Problem to solve: Without altering anything, output the material below.

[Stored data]
- - - -

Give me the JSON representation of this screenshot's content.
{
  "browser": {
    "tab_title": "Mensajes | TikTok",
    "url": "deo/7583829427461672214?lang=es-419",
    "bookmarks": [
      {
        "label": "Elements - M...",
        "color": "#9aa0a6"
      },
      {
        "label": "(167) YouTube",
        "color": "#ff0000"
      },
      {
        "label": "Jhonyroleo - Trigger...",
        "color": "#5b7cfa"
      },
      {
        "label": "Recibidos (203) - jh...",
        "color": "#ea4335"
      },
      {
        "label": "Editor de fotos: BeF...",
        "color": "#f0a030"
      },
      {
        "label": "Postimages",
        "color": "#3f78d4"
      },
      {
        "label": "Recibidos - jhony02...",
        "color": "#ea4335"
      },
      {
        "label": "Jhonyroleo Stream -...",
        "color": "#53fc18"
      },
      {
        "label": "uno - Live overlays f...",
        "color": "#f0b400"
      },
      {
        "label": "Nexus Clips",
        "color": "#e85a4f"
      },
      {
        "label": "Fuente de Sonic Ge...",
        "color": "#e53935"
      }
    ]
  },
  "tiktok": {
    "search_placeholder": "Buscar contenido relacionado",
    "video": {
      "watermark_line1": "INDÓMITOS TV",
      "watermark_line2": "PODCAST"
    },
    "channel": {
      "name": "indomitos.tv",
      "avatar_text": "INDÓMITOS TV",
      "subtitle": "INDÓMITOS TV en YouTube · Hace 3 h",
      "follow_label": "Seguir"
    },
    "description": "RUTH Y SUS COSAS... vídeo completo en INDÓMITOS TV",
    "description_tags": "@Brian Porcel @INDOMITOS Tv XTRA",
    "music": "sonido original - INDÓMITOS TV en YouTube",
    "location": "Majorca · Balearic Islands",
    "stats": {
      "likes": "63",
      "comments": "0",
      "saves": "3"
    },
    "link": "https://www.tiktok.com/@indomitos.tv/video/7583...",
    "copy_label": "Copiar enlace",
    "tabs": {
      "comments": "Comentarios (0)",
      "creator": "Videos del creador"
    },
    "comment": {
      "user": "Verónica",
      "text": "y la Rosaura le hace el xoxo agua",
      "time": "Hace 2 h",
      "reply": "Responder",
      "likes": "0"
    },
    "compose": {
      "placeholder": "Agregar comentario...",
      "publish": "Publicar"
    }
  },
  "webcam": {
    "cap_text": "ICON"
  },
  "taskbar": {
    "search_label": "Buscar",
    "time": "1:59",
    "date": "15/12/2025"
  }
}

- - - -

Reply:
Give me the JSON representation of this screenshot's content.
{
  "browser": {
    "tab_title": "Mensajes | TikTok",
    "url": "deo/7583829427461672214?lang=es-419",
    "bookmarks": [
      {
        "label": "Elements - M...",
        "color": "#9aa0a6"
      },
      {
        "label": "(167) YouTube",
        "color": "#ff0000"
      },
      {
        "label": "Jhonyroleo - Trigger...",
        "color": "#5b7cfa"
      },
      {
        "label": "Recibidos (203) - jh...",
        "color": "#ea4335"
      },
      {
        "label": "Editor de fotos: BeF...",
        "color": "#f0a030"
      },
      {
        "label": "Postimages",
        "color": "#3f78d4"
      },
      {
        "label": "Recibidos - jhony02...",
        "color": "#ea4335"
      },
      {
        "label": "Jhonyroleo Stream -...",
        "color": "#53fc18"
      },
      {
        "label": "uno - Live overlays f...",
        "color": "#f0b400"
      },
      {
        "label": "Nexus Clips",
        "color": "#e85a4f"
      },
      {
        "label": "Fuente de Sonic Ge...",
        "color": "#e53935"
      }
    ]
  },
  "tiktok": {
    "search_placeholder": "Buscar contenido relacionado",
    "video": {
      "watermark_line1": "INDÓMITOS TV",
      "watermark_line2": "PODCAST"
    },
    "channel": {
      "name": "indomitos.tv",
      "avatar_text": "INDÓMITOS TV",
      "subtitle": "INDÓMITOS TV en YouTube · Hace 3 h",
      "follow_label": "Seguir"
    },
    "description": "RUTH Y SUS COSAS... vídeo completo en INDÓMITOS TV",
    "description_tags": "@Brian Porcel @INDOMITOS Tv XTRA",
    "music": "sonido original - INDÓMITOS TV en YouTube",
    "location": "Majorca · Balearic Islands",
    "stats": {
      "likes": "63",
      "comments": "0",
      "saves": "3"
    },
    "link": "https://www.tiktok.com/@indomitos.tv/video/7583...",
    "copy_label": "Copiar enlace",
    "tabs": {
      "comments": "Comentarios (0)",
      "creator": "Videos del creador"
    },
    "comment": {
      "user": "Verónica",
      "text": "y la Rosaura le hace el xoxo agua",
      "time": "Hace 2 h",
      "reply": "Responder",
      "likes": "0"
    },
    "compose": {
      "placeholder": "Agregar comentario...",
      "publish": "Publicar"
    }
  },
  "webcam": {
    "cap_text": "ICON"
  },
  "taskbar": {
    "search_label": "Buscar",
    "time": "1:59",
    "date": "15/12/2025"
  }
}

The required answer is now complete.